WORK INSTRUCTIONS >>
A single number is the answer here: how many lines of the entries contain "source"?

Extracted data entries
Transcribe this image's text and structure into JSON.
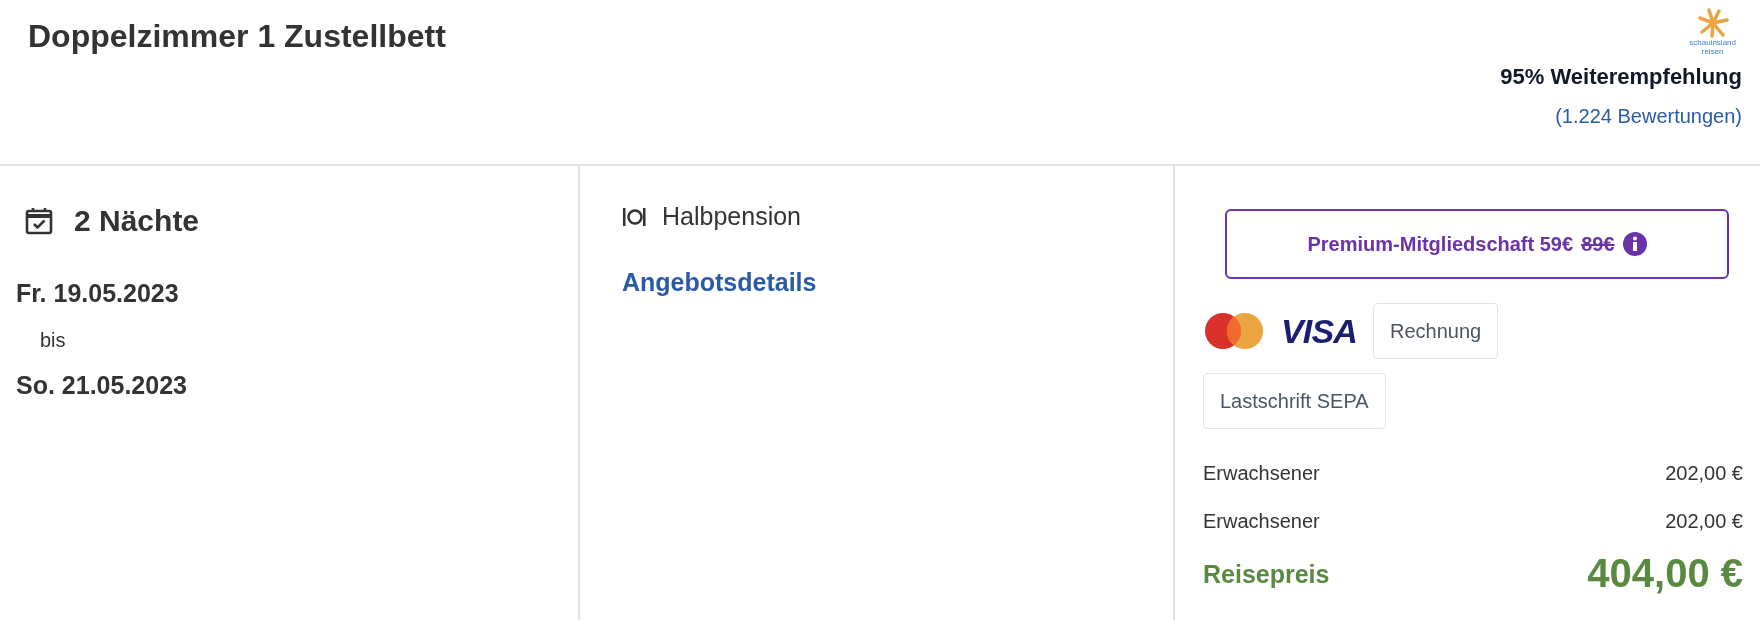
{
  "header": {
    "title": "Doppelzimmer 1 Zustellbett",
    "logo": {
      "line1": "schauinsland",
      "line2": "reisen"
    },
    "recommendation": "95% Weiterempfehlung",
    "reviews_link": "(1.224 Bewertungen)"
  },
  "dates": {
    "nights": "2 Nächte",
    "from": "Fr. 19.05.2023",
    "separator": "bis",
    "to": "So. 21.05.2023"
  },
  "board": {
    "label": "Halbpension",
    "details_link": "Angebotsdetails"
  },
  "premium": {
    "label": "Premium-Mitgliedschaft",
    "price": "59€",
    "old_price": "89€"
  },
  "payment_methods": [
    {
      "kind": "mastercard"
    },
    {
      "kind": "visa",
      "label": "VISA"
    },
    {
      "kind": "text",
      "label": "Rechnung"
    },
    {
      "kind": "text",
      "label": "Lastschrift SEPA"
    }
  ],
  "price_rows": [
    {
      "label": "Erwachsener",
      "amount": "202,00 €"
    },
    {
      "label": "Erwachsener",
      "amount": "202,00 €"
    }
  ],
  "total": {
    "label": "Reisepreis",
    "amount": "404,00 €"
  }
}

* * *

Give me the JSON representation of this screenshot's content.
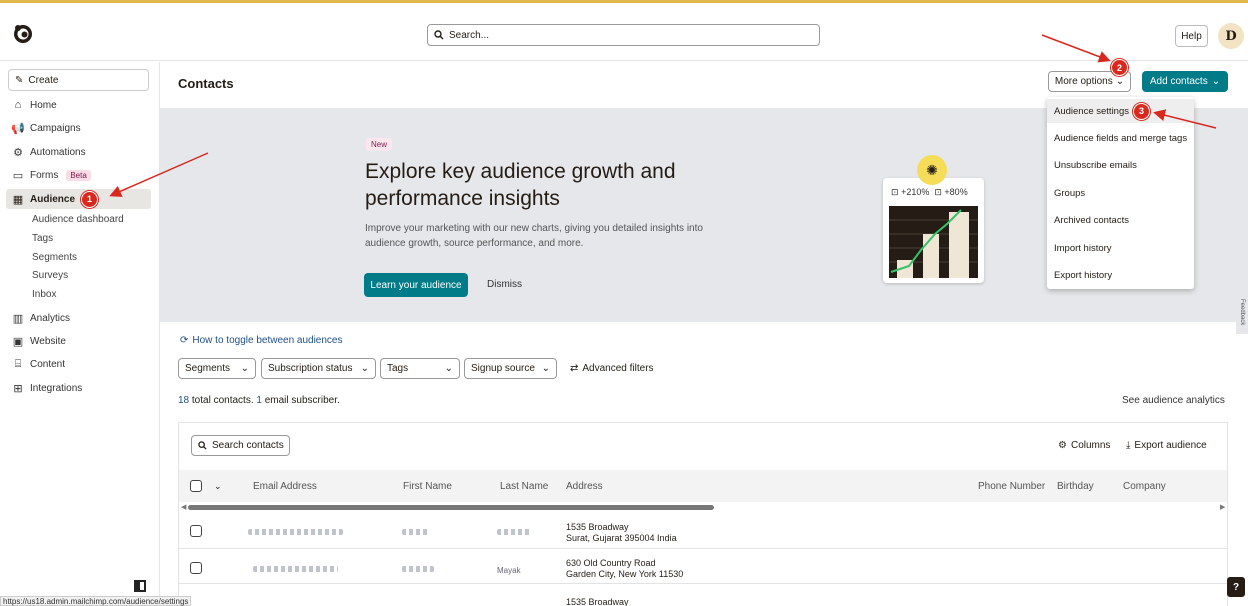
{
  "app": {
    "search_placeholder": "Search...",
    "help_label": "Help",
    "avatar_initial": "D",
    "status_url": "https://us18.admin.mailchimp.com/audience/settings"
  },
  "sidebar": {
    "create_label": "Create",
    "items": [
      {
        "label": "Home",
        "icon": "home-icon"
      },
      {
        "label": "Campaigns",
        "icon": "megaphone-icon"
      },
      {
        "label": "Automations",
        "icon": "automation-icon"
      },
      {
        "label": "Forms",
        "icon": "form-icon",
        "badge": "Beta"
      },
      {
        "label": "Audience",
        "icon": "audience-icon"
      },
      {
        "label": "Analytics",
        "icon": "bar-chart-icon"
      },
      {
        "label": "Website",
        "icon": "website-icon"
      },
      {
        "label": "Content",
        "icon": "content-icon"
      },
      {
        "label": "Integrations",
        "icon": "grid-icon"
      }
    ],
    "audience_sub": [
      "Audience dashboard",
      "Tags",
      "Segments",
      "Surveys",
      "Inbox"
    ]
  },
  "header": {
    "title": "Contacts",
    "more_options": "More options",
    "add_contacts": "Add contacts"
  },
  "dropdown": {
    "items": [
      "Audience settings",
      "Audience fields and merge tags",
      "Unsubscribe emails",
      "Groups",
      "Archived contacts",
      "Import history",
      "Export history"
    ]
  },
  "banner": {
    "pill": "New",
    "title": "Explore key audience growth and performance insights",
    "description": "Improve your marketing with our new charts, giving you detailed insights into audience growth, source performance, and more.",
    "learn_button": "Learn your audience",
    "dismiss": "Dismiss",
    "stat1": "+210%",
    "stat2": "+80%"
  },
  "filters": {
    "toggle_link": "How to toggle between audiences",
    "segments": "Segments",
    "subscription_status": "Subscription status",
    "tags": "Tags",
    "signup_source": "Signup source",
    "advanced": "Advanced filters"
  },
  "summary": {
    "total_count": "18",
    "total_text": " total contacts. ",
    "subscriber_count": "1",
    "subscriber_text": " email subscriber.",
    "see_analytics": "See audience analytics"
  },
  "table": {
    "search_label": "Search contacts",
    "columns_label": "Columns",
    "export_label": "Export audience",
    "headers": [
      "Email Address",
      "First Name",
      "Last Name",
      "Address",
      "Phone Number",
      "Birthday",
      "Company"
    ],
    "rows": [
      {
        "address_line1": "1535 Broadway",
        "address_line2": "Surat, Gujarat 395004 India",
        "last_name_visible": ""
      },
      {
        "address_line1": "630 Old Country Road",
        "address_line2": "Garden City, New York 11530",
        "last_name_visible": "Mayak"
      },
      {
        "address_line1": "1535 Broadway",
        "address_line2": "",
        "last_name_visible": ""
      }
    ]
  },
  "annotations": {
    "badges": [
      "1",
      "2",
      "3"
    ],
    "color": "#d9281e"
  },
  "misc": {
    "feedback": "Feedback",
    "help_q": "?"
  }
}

RESPONSE >>
2